→ Dataset rows about figures:
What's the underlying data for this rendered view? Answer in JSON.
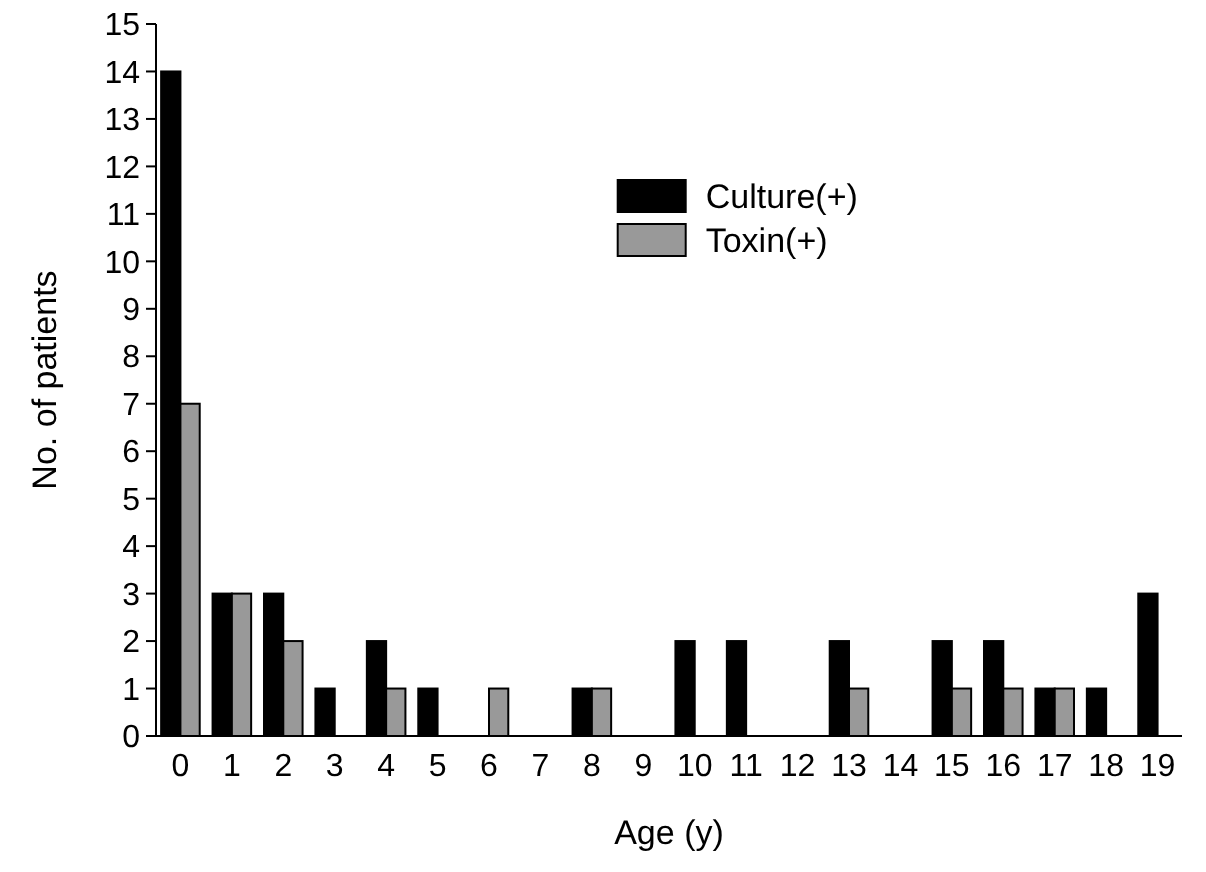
{
  "chart_data": {
    "type": "bar",
    "xlabel": "Age (y)",
    "ylabel": "No. of patients",
    "categories": [
      "0",
      "1",
      "2",
      "3",
      "4",
      "5",
      "6",
      "7",
      "8",
      "9",
      "10",
      "11",
      "12",
      "13",
      "14",
      "15",
      "16",
      "17",
      "18",
      "19"
    ],
    "series": [
      {
        "name": "Culture(+)",
        "color": "#000000",
        "values": [
          14,
          3,
          3,
          1,
          2,
          1,
          0,
          0,
          1,
          0,
          2,
          2,
          0,
          2,
          0,
          2,
          2,
          1,
          1,
          3
        ]
      },
      {
        "name": "Toxin(+)",
        "color": "#999999",
        "values": [
          7,
          3,
          2,
          0,
          1,
          0,
          1,
          0,
          1,
          0,
          0,
          0,
          0,
          1,
          0,
          1,
          1,
          1,
          0,
          0
        ]
      }
    ],
    "ylim": [
      0,
      15
    ],
    "yticks": [
      0,
      1,
      2,
      3,
      4,
      5,
      6,
      7,
      8,
      9,
      10,
      11,
      12,
      13,
      14,
      15
    ],
    "grid": false,
    "legend": "top right"
  }
}
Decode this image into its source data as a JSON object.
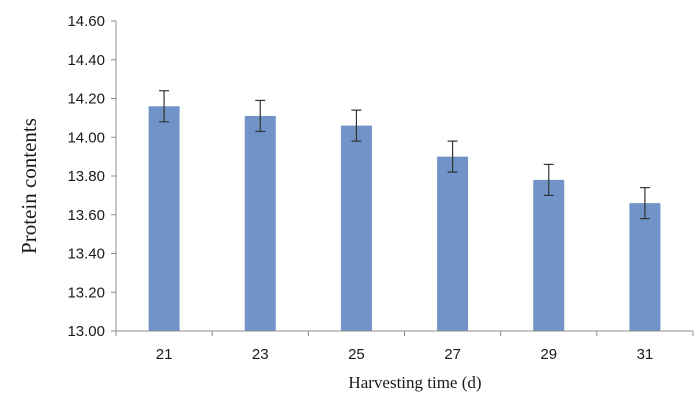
{
  "chart_data": {
    "type": "bar",
    "title": "",
    "xlabel": "Harvesting time (d)",
    "ylabel": "Protein contents",
    "categories": [
      "21",
      "23",
      "25",
      "27",
      "29",
      "31"
    ],
    "series": [
      {
        "values": [
          14.16,
          14.11,
          14.06,
          13.9,
          13.78,
          13.66
        ],
        "error": [
          0.08,
          0.08,
          0.08,
          0.08,
          0.08,
          0.08
        ],
        "color": "#7094c8"
      }
    ],
    "ylim": [
      13.0,
      14.6
    ],
    "yticks": [
      "13.00",
      "13.20",
      "13.40",
      "13.60",
      "13.80",
      "14.00",
      "14.20",
      "14.40",
      "14.60"
    ],
    "grid": false,
    "legend": "none"
  }
}
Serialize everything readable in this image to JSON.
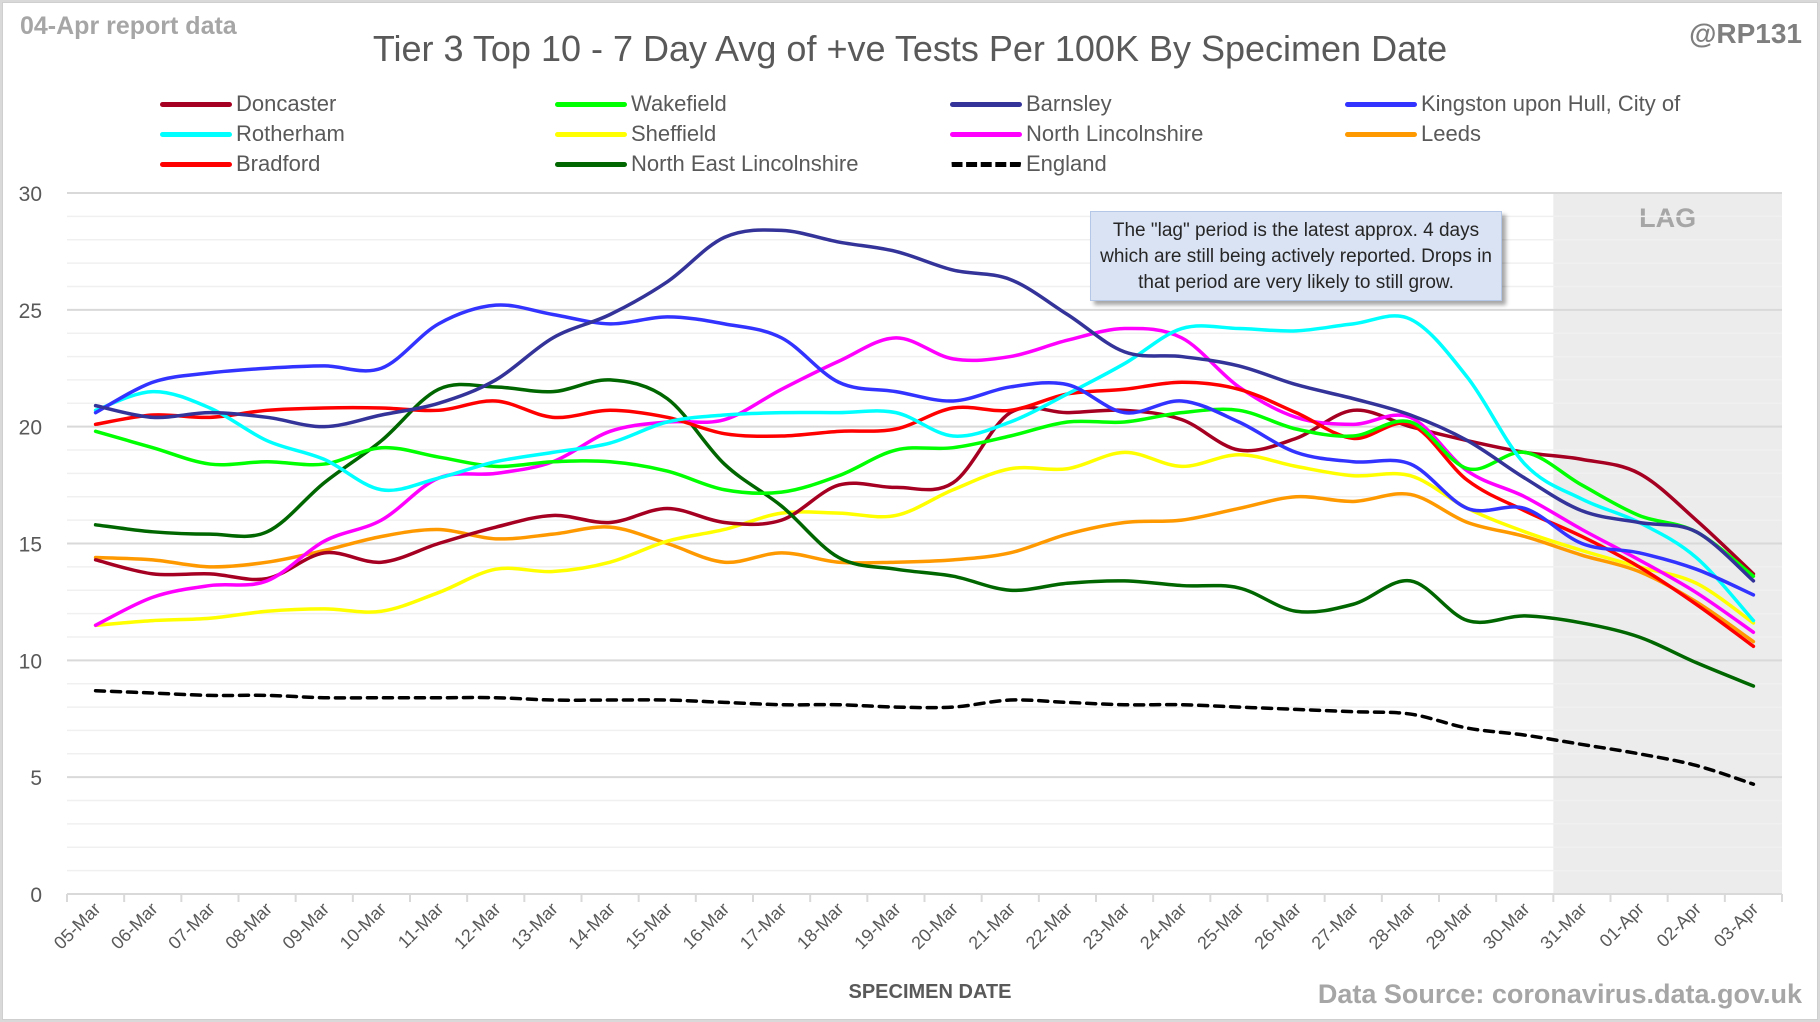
{
  "header": {
    "report_label": "04-Apr report data",
    "handle": "@RP131",
    "source": "Data Source: coronavirus.data.gov.uk"
  },
  "callout": {
    "text": "The \"lag\" period is the latest approx. 4 days which are still being actively reported.  Drops in that period are very likely to still grow."
  },
  "chart_data": {
    "type": "line",
    "title": "Tier 3 Top 10 - 7 Day Avg of +ve Tests Per 100K By Specimen Date",
    "xlabel": "SPECIMEN DATE",
    "ylabel": "",
    "ylim": [
      0,
      30
    ],
    "yticks": [
      0,
      5,
      10,
      15,
      20,
      25,
      30
    ],
    "ytick_labels": [
      "0",
      "5",
      "10",
      "15",
      "20",
      "25",
      "30"
    ],
    "grid": true,
    "minor_grid_step": 1,
    "legend_position": "top",
    "lag_region": {
      "label": "LAG",
      "start": "31-Mar",
      "end": "03-Apr"
    },
    "categories": [
      "05-Mar",
      "06-Mar",
      "07-Mar",
      "08-Mar",
      "09-Mar",
      "10-Mar",
      "11-Mar",
      "12-Mar",
      "13-Mar",
      "14-Mar",
      "15-Mar",
      "16-Mar",
      "17-Mar",
      "18-Mar",
      "19-Mar",
      "20-Mar",
      "21-Mar",
      "22-Mar",
      "23-Mar",
      "24-Mar",
      "25-Mar",
      "26-Mar",
      "27-Mar",
      "28-Mar",
      "29-Mar",
      "30-Mar",
      "31-Mar",
      "01-Apr",
      "02-Apr",
      "03-Apr"
    ],
    "series": [
      {
        "name": "Doncaster",
        "color": "#a50021",
        "dashed": false,
        "values": [
          14.3,
          13.7,
          13.7,
          13.5,
          14.6,
          14.2,
          15.0,
          15.7,
          16.2,
          15.9,
          16.5,
          15.9,
          16.0,
          17.5,
          17.4,
          17.6,
          20.6,
          20.6,
          20.7,
          20.3,
          19.0,
          19.5,
          20.7,
          20.0,
          19.4,
          18.9,
          18.6,
          18.0,
          16.0,
          13.7
        ]
      },
      {
        "name": "Wakefield",
        "color": "#00ff00",
        "dashed": false,
        "values": [
          19.8,
          19.1,
          18.4,
          18.5,
          18.4,
          19.1,
          18.7,
          18.3,
          18.5,
          18.5,
          18.1,
          17.3,
          17.2,
          17.9,
          19.0,
          19.1,
          19.6,
          20.2,
          20.2,
          20.6,
          20.7,
          19.9,
          19.6,
          20.2,
          18.2,
          18.9,
          17.5,
          16.2,
          15.5,
          13.6
        ]
      },
      {
        "name": "Barnsley",
        "color": "#333399",
        "dashed": false,
        "values": [
          20.9,
          20.4,
          20.6,
          20.4,
          20.0,
          20.5,
          21.0,
          22.0,
          23.8,
          24.8,
          26.2,
          28.1,
          28.4,
          27.9,
          27.5,
          26.7,
          26.3,
          24.8,
          23.2,
          23.0,
          22.6,
          21.8,
          21.2,
          20.5,
          19.4,
          17.8,
          16.4,
          15.9,
          15.5,
          13.4
        ]
      },
      {
        "name": "Kingston upon Hull, City of",
        "color": "#3333ff",
        "dashed": false,
        "values": [
          20.6,
          21.9,
          22.3,
          22.5,
          22.6,
          22.5,
          24.4,
          25.2,
          24.8,
          24.4,
          24.7,
          24.4,
          23.8,
          21.9,
          21.5,
          21.1,
          21.7,
          21.8,
          20.6,
          21.1,
          20.2,
          18.9,
          18.5,
          18.4,
          16.5,
          16.5,
          15.0,
          14.6,
          13.9,
          12.8
        ]
      },
      {
        "name": "Rotherham",
        "color": "#00ffff",
        "dashed": false,
        "values": [
          20.7,
          21.5,
          20.8,
          19.4,
          18.6,
          17.3,
          17.8,
          18.5,
          18.9,
          19.3,
          20.2,
          20.5,
          20.6,
          20.6,
          20.6,
          19.6,
          20.2,
          21.4,
          22.7,
          24.2,
          24.2,
          24.1,
          24.4,
          24.6,
          22.1,
          18.4,
          16.9,
          15.9,
          14.4,
          11.7
        ]
      },
      {
        "name": "Sheffield",
        "color": "#ffff00",
        "dashed": false,
        "values": [
          11.5,
          11.7,
          11.8,
          12.1,
          12.2,
          12.1,
          12.9,
          13.9,
          13.8,
          14.2,
          15.1,
          15.6,
          16.3,
          16.3,
          16.2,
          17.3,
          18.2,
          18.2,
          18.9,
          18.3,
          18.8,
          18.3,
          17.9,
          17.9,
          16.5,
          15.5,
          14.7,
          14.0,
          13.3,
          11.6
        ]
      },
      {
        "name": "North Lincolnshire",
        "color": "#ff00ff",
        "dashed": false,
        "values": [
          11.5,
          12.7,
          13.2,
          13.4,
          15.1,
          16.0,
          17.8,
          18.0,
          18.5,
          19.8,
          20.2,
          20.3,
          21.6,
          22.8,
          23.8,
          22.9,
          23.0,
          23.7,
          24.2,
          23.8,
          21.7,
          20.4,
          20.1,
          20.4,
          18.1,
          17.0,
          15.6,
          14.3,
          12.9,
          11.2
        ]
      },
      {
        "name": "Leeds",
        "color": "#ff9900",
        "dashed": false,
        "values": [
          14.4,
          14.3,
          14.0,
          14.2,
          14.7,
          15.3,
          15.6,
          15.2,
          15.4,
          15.7,
          15.0,
          14.2,
          14.6,
          14.2,
          14.2,
          14.3,
          14.6,
          15.4,
          15.9,
          16.0,
          16.5,
          17.0,
          16.8,
          17.1,
          15.9,
          15.3,
          14.5,
          13.8,
          12.5,
          10.8
        ]
      },
      {
        "name": "Bradford",
        "color": "#ff0000",
        "dashed": false,
        "values": [
          20.1,
          20.5,
          20.4,
          20.7,
          20.8,
          20.8,
          20.7,
          21.1,
          20.4,
          20.7,
          20.4,
          19.7,
          19.6,
          19.8,
          19.9,
          20.8,
          20.7,
          21.4,
          21.6,
          21.9,
          21.6,
          20.6,
          19.5,
          20.1,
          17.7,
          16.4,
          15.3,
          14.0,
          12.4,
          10.6
        ]
      },
      {
        "name": "North East Lincolnshire",
        "color": "#006600",
        "dashed": false,
        "values": [
          15.8,
          15.5,
          15.4,
          15.5,
          17.6,
          19.4,
          21.6,
          21.7,
          21.5,
          22.0,
          21.2,
          18.4,
          16.6,
          14.4,
          13.9,
          13.6,
          13.0,
          13.3,
          13.4,
          13.2,
          13.1,
          12.1,
          12.4,
          13.4,
          11.7,
          11.9,
          11.6,
          11.0,
          9.9,
          8.9
        ]
      },
      {
        "name": "England",
        "color": "#000000",
        "dashed": true,
        "values": [
          8.7,
          8.6,
          8.5,
          8.5,
          8.4,
          8.4,
          8.4,
          8.4,
          8.3,
          8.3,
          8.3,
          8.2,
          8.1,
          8.1,
          8.0,
          8.0,
          8.3,
          8.2,
          8.1,
          8.1,
          8.0,
          7.9,
          7.8,
          7.7,
          7.1,
          6.8,
          6.4,
          6.0,
          5.5,
          4.7
        ]
      }
    ]
  }
}
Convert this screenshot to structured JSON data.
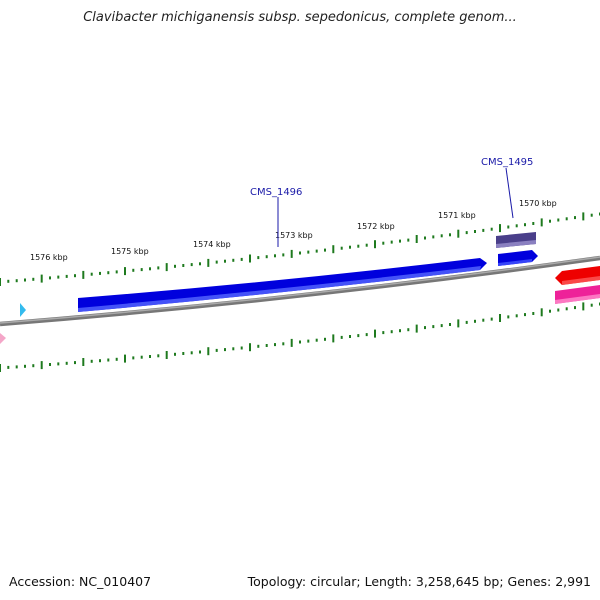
{
  "title": "Clavibacter michiganensis subsp. sepedonicus, complete genom...",
  "footer": {
    "accession": "Accession: NC_010407",
    "stats": "Topology: circular; Length: 3,258,645 bp; Genes: 2,991"
  },
  "ruler": {
    "labels": [
      "1576 kbp",
      "1575 kbp",
      "1574 kbp",
      "1573 kbp",
      "1572 kbp",
      "1571 kbp",
      "1570 kbp"
    ]
  },
  "genes": [
    {
      "name": "CMS_1496",
      "color": "#0000dd",
      "strand": "+"
    },
    {
      "name": "CMS_1495",
      "color": "#0000dd",
      "strand": "+"
    }
  ],
  "colors": {
    "backbone": "#777777",
    "ticks": "#1e7a1e",
    "gene_forward": "#0000dd",
    "gene_other": "#4a3f8a",
    "gene_red": "#ee0000",
    "gene_pink": "#ee2299",
    "marker_cyan": "#33bbee",
    "marker_pink": "#f4a6c8"
  }
}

→ WORK INSTRUCTION: Filter the entries above down to the lines that contain the word "image".

→ REPLY TO THE TASK:
Decode this image into its source data as a JSON object.
Serialize everything readable in this image to JSON.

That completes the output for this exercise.